§ Set exercise
Search the listing for the string "tăng" and copy every line that contains it.
---+---
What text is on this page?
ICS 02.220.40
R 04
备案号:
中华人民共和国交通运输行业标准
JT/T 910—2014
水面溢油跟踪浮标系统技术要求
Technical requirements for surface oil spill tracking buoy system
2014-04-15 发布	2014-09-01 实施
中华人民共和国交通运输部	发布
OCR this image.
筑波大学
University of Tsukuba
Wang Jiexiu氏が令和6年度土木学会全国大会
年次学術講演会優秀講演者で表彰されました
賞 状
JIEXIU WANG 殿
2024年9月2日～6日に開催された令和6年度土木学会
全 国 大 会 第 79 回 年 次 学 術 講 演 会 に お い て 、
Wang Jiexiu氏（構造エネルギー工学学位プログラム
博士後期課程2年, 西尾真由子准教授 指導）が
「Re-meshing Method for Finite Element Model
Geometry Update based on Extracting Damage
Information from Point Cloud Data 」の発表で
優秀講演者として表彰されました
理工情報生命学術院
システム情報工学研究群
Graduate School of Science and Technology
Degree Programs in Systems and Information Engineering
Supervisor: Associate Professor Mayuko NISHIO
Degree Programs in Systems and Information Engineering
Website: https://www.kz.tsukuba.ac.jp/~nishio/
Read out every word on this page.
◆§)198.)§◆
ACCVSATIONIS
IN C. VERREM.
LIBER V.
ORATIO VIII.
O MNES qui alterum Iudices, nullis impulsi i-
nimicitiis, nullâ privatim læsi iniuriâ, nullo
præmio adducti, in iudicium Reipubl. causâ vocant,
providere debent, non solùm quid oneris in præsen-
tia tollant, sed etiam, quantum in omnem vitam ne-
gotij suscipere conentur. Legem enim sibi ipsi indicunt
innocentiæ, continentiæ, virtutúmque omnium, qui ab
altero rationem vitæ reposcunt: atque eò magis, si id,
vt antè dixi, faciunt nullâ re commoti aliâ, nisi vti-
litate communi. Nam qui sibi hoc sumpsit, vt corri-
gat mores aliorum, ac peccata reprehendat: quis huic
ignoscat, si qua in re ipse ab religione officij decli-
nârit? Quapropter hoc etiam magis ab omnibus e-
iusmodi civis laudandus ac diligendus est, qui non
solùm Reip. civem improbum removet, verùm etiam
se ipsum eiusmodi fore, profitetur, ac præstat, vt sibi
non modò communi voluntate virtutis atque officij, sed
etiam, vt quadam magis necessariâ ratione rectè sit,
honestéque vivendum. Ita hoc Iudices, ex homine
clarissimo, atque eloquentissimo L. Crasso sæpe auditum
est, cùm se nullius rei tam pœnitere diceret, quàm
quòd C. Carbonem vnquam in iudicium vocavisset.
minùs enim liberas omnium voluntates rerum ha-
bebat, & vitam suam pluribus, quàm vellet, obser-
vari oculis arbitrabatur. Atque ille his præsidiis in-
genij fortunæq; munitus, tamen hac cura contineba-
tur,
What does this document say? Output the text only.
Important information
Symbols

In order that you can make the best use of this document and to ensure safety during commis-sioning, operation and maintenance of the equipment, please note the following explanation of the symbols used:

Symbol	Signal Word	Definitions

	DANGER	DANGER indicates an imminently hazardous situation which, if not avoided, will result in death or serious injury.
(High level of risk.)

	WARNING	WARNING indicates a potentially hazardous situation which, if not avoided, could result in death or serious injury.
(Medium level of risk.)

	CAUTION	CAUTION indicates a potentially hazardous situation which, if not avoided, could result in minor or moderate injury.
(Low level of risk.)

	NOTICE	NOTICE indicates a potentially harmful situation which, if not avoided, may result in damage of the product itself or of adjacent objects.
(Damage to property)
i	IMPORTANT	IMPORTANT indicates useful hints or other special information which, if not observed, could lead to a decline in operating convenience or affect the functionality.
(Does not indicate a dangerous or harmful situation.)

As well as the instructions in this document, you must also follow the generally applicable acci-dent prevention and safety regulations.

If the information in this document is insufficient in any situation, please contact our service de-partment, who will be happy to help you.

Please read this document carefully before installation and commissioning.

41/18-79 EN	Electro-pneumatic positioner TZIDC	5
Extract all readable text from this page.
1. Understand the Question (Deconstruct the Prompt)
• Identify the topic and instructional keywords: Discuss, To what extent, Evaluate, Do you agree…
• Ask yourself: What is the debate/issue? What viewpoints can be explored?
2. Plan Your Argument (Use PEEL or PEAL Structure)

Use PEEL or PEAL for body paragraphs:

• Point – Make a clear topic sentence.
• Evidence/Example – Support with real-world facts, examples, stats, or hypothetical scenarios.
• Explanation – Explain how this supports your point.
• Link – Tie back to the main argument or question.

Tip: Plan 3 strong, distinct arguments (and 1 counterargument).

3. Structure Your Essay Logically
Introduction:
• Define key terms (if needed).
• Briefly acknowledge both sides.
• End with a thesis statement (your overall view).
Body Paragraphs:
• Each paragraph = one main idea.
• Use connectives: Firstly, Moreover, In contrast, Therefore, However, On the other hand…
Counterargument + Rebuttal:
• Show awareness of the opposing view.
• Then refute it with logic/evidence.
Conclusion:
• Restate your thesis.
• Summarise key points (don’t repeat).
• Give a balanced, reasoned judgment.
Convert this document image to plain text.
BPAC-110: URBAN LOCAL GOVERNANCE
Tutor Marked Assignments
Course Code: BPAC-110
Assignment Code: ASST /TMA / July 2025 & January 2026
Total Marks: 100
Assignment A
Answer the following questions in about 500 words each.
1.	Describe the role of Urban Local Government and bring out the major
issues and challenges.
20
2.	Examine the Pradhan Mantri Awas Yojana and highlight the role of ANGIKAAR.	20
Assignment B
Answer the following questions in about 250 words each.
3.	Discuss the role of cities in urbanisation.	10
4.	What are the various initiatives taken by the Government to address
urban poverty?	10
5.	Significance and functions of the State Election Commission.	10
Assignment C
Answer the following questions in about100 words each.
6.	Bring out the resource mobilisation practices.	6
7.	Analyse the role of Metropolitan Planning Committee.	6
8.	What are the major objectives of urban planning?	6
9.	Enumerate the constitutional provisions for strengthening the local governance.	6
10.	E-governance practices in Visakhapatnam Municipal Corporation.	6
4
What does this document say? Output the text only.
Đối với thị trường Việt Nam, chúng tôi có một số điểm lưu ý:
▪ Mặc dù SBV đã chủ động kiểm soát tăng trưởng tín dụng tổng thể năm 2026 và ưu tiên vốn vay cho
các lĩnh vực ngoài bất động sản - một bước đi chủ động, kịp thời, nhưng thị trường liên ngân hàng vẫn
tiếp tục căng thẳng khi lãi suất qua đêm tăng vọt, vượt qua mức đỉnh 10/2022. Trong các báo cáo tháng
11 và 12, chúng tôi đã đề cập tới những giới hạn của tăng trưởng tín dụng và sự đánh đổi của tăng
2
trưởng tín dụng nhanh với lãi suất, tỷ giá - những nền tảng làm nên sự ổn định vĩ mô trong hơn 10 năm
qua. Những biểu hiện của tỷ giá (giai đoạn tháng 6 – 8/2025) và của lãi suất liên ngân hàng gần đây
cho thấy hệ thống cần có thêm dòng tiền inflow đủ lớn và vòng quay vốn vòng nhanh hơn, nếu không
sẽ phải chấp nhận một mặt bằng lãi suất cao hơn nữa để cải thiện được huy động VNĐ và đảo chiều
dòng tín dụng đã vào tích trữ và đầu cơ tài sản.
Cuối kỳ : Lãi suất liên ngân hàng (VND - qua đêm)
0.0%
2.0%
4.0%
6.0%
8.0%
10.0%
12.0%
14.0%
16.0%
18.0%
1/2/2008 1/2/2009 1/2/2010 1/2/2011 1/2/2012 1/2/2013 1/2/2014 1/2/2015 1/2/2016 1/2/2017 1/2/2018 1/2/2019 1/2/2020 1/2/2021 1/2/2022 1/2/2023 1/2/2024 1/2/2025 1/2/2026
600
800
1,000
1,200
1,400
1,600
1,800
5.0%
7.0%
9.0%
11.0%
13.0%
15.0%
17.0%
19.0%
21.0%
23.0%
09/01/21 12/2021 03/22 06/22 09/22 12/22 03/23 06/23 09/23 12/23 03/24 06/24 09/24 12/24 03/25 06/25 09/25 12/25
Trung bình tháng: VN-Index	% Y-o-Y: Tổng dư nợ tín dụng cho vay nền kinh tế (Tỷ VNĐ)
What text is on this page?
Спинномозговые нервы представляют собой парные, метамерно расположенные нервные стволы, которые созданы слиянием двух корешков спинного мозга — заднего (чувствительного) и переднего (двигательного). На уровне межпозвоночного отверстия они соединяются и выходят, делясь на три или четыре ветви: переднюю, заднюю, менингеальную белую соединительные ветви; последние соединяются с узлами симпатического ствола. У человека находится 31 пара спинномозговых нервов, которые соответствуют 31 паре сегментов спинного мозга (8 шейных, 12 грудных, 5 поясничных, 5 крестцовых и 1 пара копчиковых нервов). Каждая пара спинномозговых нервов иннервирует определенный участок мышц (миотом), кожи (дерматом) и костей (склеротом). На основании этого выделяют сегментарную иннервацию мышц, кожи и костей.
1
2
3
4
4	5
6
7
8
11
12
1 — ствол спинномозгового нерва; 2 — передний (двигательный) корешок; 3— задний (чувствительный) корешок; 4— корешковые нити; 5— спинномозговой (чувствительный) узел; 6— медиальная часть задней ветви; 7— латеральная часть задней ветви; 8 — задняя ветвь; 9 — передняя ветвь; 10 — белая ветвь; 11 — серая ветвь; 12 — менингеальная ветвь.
---+---
§ Task response
▪ Mặc dù SBV đã chủ động kiểm soát tăng trưởng tín dụng tổng thể năm 2026 và ưu tiên vốn vay cho
tiếp tục căng thẳng khi lãi suất qua đêm tăng vọt, vượt qua mức đỉnh 10/2022. Trong các báo cáo tháng
11 và 12, chúng tôi đã đề cập tới những giới hạn của tăng trưởng tín dụng và sự đánh đổi của tăng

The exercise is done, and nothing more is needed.